(Recorded data)
****

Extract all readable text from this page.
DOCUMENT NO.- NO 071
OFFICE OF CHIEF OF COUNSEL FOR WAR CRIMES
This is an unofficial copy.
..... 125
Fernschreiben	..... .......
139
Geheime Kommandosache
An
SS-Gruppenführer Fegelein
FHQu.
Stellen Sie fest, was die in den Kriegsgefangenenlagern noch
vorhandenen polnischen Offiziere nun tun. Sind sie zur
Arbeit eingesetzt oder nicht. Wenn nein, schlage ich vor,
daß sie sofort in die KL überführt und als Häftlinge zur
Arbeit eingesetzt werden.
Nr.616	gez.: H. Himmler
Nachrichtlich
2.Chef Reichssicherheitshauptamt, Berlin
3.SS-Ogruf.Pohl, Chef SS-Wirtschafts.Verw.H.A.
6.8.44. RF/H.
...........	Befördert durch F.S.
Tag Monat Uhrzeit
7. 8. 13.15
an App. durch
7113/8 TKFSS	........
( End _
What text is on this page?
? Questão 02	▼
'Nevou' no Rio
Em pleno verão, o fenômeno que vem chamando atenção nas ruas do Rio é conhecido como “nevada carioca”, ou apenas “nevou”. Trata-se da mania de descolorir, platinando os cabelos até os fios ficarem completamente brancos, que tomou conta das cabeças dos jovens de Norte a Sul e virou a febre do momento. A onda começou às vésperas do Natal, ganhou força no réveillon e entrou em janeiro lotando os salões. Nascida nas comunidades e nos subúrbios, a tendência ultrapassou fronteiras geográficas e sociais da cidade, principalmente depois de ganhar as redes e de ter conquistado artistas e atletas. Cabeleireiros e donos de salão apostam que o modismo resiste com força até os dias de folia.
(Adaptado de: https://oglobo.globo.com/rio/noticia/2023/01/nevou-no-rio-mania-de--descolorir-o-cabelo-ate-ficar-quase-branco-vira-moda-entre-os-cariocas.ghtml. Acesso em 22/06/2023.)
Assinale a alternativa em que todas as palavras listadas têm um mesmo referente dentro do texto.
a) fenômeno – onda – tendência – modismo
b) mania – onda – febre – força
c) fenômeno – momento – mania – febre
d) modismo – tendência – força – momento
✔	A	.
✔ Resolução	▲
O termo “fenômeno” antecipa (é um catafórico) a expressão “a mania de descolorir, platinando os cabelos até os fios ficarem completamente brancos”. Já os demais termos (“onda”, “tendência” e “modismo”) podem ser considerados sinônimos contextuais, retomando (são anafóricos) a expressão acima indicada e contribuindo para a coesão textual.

****

Instruction.
Above are the records; retype every one exactly.

Solution.
Extract all readable text from this page.
DOCUMENT NO.- NO 071
OFFICE OF CHIEF OF COUNSEL FOR WAR CRIMES
This is an unofficial copy.
..... 125
Fernschreiben	..... .......
139
Geheime Kommandosache
An
SS-Gruppenführer Fegelein
FHQu.
Stellen Sie fest, was die in den Kriegsgefangenenlagern noch
vorhandenen polnischen Offiziere nun tun. Sind sie zur
Arbeit eingesetzt oder nicht. Wenn nein, schlage ich vor,
daß sie sofort in die KL überführt und als Häftlinge zur
Arbeit eingesetzt werden.
Nr.616	gez.: H. Himmler
Nachrichtlich
2.Chef Reichssicherheitshauptamt, Berlin
3.SS-Ogruf.Pohl, Chef SS-Wirtschafts.Verw.H.A.
6.8.44. RF/H.
...........	Befördert durch F.S.
Tag Monat Uhrzeit
7. 8. 13.15
an App. durch
7113/8 TKFSS	........
( End _
What text is on this page?
? Questão 02	▼
'Nevou' no Rio
Em pleno verão, o fenômeno que vem chamando atenção nas ruas do Rio é conhecido como “nevada carioca”, ou apenas “nevou”. Trata-se da mania de descolorir, platinando os cabelos até os fios ficarem completamente brancos, que tomou conta das cabeças dos jovens de Norte a Sul e virou a febre do momento. A onda começou às vésperas do Natal, ganhou força no réveillon e entrou em janeiro lotando os salões. Nascida nas comunidades e nos subúrbios, a tendência ultrapassou fronteiras geográficas e sociais da cidade, principalmente depois de ganhar as redes e de ter conquistado artistas e atletas. Cabeleireiros e donos de salão apostam que o modismo resiste com força até os dias de folia.
(Adaptado de: https://oglobo.globo.com/rio/noticia/2023/01/nevou-no-rio-mania-de--descolorir-o-cabelo-ate-ficar-quase-branco-vira-moda-entre-os-cariocas.ghtml. Acesso em 22/06/2023.)
Assinale a alternativa em que todas as palavras listadas têm um mesmo referente dentro do texto.
a) fenômeno – onda – tendência – modismo
b) mania – onda – febre – força
c) fenômeno – momento – mania – febre
d) modismo – tendência – força – momento
✔	A	.
✔ Resolução	▲
O termo “fenômeno” antecipa (é um catafórico) a expressão “a mania de descolorir, platinando os cabelos até os fios ficarem completamente brancos”. Já os demais termos (“onda”, “tendência” e “modismo”) podem ser considerados sinônimos contextuais, retomando (são anafóricos) a expressão acima indicada e contribuindo para a coesão textual.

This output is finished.